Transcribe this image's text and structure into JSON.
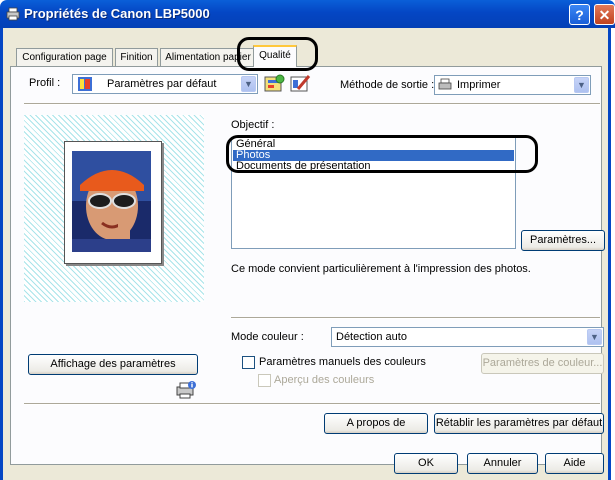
{
  "window": {
    "title": "Propriétés de Canon LBP5000",
    "help_label": "?",
    "close_label": "✕"
  },
  "tabs": [
    {
      "label": "Configuration page"
    },
    {
      "label": "Finition"
    },
    {
      "label": "Alimentation papier"
    },
    {
      "label": "Qualité"
    }
  ],
  "profile": {
    "label": "Profil :",
    "value": "Paramètres par défaut"
  },
  "output": {
    "label": "Méthode de sortie :",
    "value": "Imprimer"
  },
  "objective": {
    "label": "Objectif :",
    "items": [
      "Général",
      "Photos",
      "Documents de présentation"
    ],
    "selected_index": 1
  },
  "params_button": "Paramètres...",
  "description": "Ce mode convient particulièrement à l'impression des photos.",
  "color_mode": {
    "label": "Mode couleur :",
    "value": "Détection auto"
  },
  "manual_colors": {
    "label": "Paramètres manuels des couleurs",
    "checked": false
  },
  "color_params_button": "Paramètres de couleur...",
  "color_preview": {
    "label": "Aperçu des couleurs",
    "checked": false
  },
  "view_settings_button": "Affichage des paramètres",
  "about_button": "A propos de",
  "restore_button": "Rétablir les paramètres par défaut",
  "footer": {
    "ok": "OK",
    "cancel": "Annuler",
    "help": "Aide"
  },
  "colors": {
    "title_bar": "#0446c4",
    "selection": "#316ac5",
    "dialog_bg": "#ece9d8"
  },
  "icons": [
    "printer-icon",
    "profile-icon",
    "add-profile-icon",
    "edit-profile-icon",
    "output-printer-icon",
    "printer-info-icon",
    "photo-preview"
  ]
}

+ + + +

_Problem to work on:_
Every line of text is to be repeated exactly; pictures are left out.

_Right answer:_
Transcribe this image's text and structure into JSON.
{
  "window": {
    "title": "Propriétés de Canon LBP5000",
    "help_label": "?",
    "close_label": "✕"
  },
  "tabs": [
    {
      "label": "Configuration page"
    },
    {
      "label": "Finition"
    },
    {
      "label": "Alimentation papier"
    },
    {
      "label": "Qualité"
    }
  ],
  "profile": {
    "label": "Profil :",
    "value": "Paramètres par défaut"
  },
  "output": {
    "label": "Méthode de sortie :",
    "value": "Imprimer"
  },
  "objective": {
    "label": "Objectif :",
    "items": [
      "Général",
      "Photos",
      "Documents de présentation"
    ],
    "selected_index": 1
  },
  "params_button": "Paramètres...",
  "description": "Ce mode convient particulièrement à l'impression des photos.",
  "color_mode": {
    "label": "Mode couleur :",
    "value": "Détection auto"
  },
  "manual_colors": {
    "label": "Paramètres manuels des couleurs",
    "checked": false
  },
  "color_params_button": "Paramètres de couleur...",
  "color_preview": {
    "label": "Aperçu des couleurs",
    "checked": false
  },
  "view_settings_button": "Affichage des paramètres",
  "about_button": "A propos de",
  "restore_button": "Rétablir les paramètres par défaut",
  "footer": {
    "ok": "OK",
    "cancel": "Annuler",
    "help": "Aide"
  },
  "colors": {
    "title_bar": "#0446c4",
    "selection": "#316ac5",
    "dialog_bg": "#ece9d8"
  },
  "icons": [
    "printer-icon",
    "profile-icon",
    "add-profile-icon",
    "edit-profile-icon",
    "output-printer-icon",
    "printer-info-icon",
    "photo-preview"
  ]
}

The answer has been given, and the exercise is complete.